> _OBJECTIVE_:
Leave out the pictures and restate the rest of the data exactly.
**** WORKING DATA
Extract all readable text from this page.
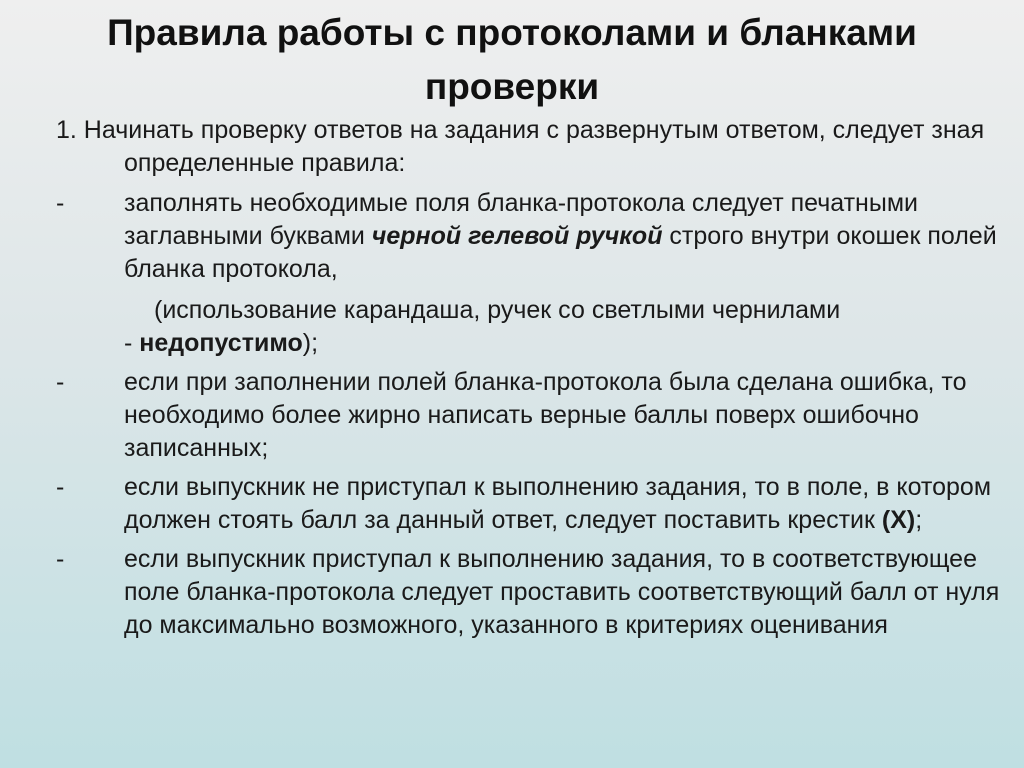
Правила работы с протоколами и бланками проверки
1. Начинать проверку ответов на задания с развернутым ответом, следует зная определенные правила:
-	заполнять необходимые поля бланка-протокола следует печатными заглавными буквами черной гелевой ручкой строго внутри окошек полей бланка протокола,
(использование карандаша, ручек со светлыми чернилами
- недопустимо);
-	если при заполнении полей бланка-протокола была сделана ошибка, то необходимо более жирно написать верные баллы поверх ошибочно записанных;
-	если выпускник не приступал к выполнению задания, то в поле, в котором должен стоять балл за данный ответ, следует поставить крестик (Х);
-	если выпускник приступал к выполнению задания, то в соответствующее поле бланка-протокола следует проставить соответствующий балл от нуля до максимально возможного, указанного в критериях оценивания
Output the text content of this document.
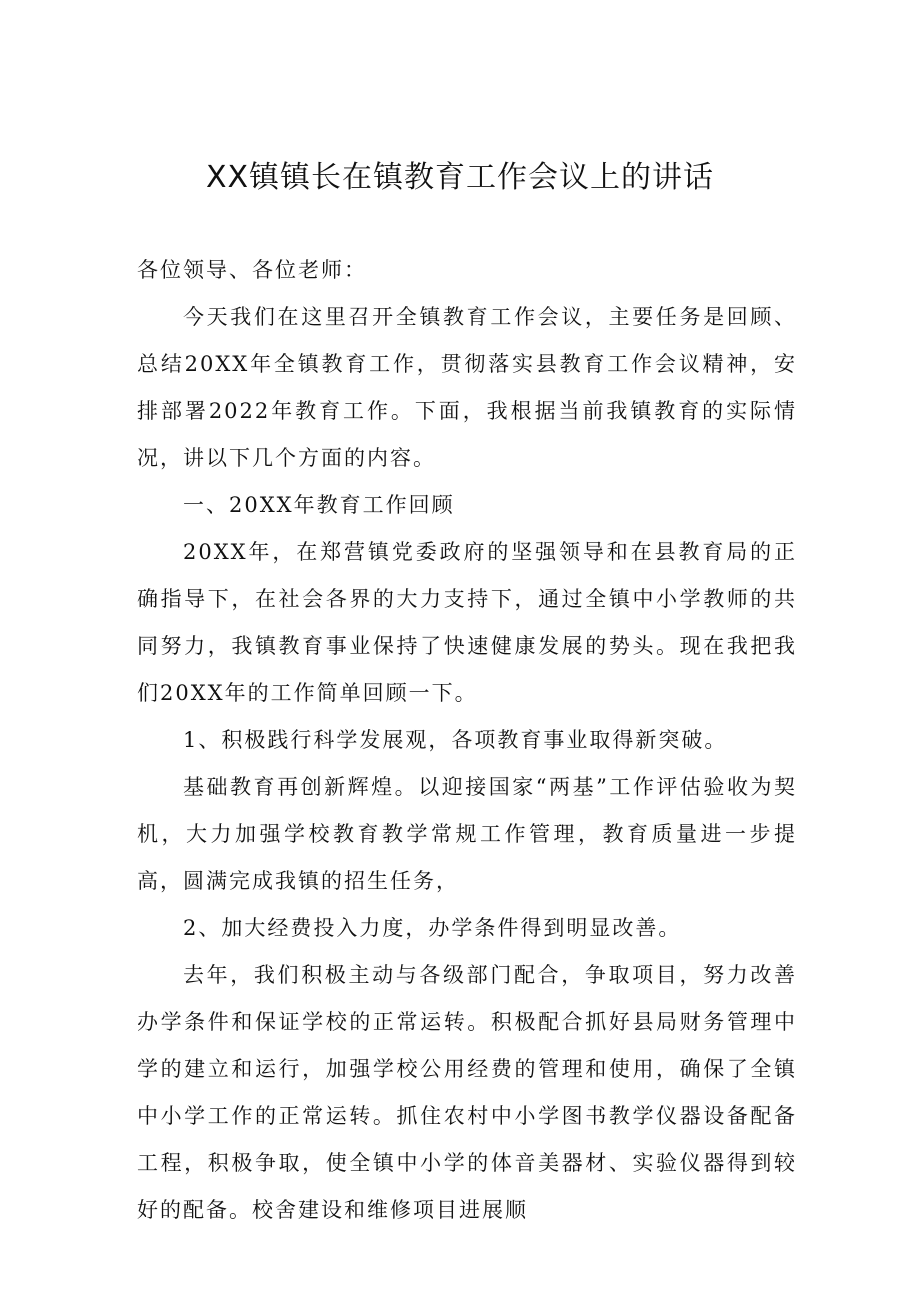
XX镇镇长在镇教育工作会议上的讲话

各位领导、各位老师：

今天我们在这里召开全镇教育工作会议，主要任务是回顾、总结20XX年全镇教育工作，贯彻落实县教育工作会议精神，安排部署2022年教育工作。下面，我根据当前我镇教育的实际情况，讲以下几个方面的内容。

一、20XX年教育工作回顾

20XX年，在郑营镇党委政府的坚强领导和在县教育局的正确指导下，在社会各界的大力支持下，通过全镇中小学教师的共同努力，我镇教育事业保持了快速健康发展的势头。现在我把我们20XX年的工作简单回顾一下。

1、积极践行科学发展观，各项教育事业取得新突破。

基础教育再创新辉煌。以迎接国家“两基”工作评估验收为契机，大力加强学校教育教学常规工作管理，教育质量进一步提高，圆满完成我镇的招生任务，

2、加大经费投入力度，办学条件得到明显改善。

去年，我们积极主动与各级部门配合，争取项目，努力改善办学条件和保证学校的正常运转。积极配合抓好县局财务管理中学的建立和运行，加强学校公用经费的管理和使用，确保了全镇中小学工作的正常运转。抓住农村中小学图书教学仪器设备配备工程，积极争取，使全镇中小学的体音美器材、实验仪器得到较好的配备。校舍建设和维修项目进展顺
********
> _WRITTEN SOLUTION_:
Extract all readable text from this page.
Правила работы с протоколами и бланками проверки
1. Начинать проверку ответов на задания с развернутым ответом, следует зная определенные правила:
-	заполнять необходимые поля бланка-протокола следует печатными заглавными буквами черной гелевой ручкой строго внутри окошек полей бланка протокола,
(использование карандаша, ручек со светлыми чернилами
- недопустимо);
-	если при заполнении полей бланка-протокола была сделана ошибка, то необходимо более жирно написать верные баллы поверх ошибочно записанных;
-	если выпускник не приступал к выполнению задания, то в поле, в котором должен стоять балл за данный ответ, следует поставить крестик (Х);
-	если выпускник приступал к выполнению задания, то в соответствующее поле бланка-протокола следует проставить соответствующий балл от нуля до максимально возможного, указанного в критериях оценивания
Output the text content of this document.
XX镇镇长在镇教育工作会议上的讲话

各位领导、各位老师：

今天我们在这里召开全镇教育工作会议，主要任务是回顾、总结20XX年全镇教育工作，贯彻落实县教育工作会议精神，安排部署2022年教育工作。下面，我根据当前我镇教育的实际情况，讲以下几个方面的内容。

一、20XX年教育工作回顾

20XX年，在郑营镇党委政府的坚强领导和在县教育局的正确指导下，在社会各界的大力支持下，通过全镇中小学教师的共同努力，我镇教育事业保持了快速健康发展的势头。现在我把我们20XX年的工作简单回顾一下。

1、积极践行科学发展观，各项教育事业取得新突破。

基础教育再创新辉煌。以迎接国家“两基”工作评估验收为契机，大力加强学校教育教学常规工作管理，教育质量进一步提高，圆满完成我镇的招生任务，

2、加大经费投入力度，办学条件得到明显改善。

去年，我们积极主动与各级部门配合，争取项目，努力改善办学条件和保证学校的正常运转。积极配合抓好县局财务管理中学的建立和运行，加强学校公用经费的管理和使用，确保了全镇中小学工作的正常运转。抓住农村中小学图书教学仪器设备配备工程，积极争取，使全镇中小学的体音美器材、实验仪器得到较好的配备。校舍建设和维修项目进展顺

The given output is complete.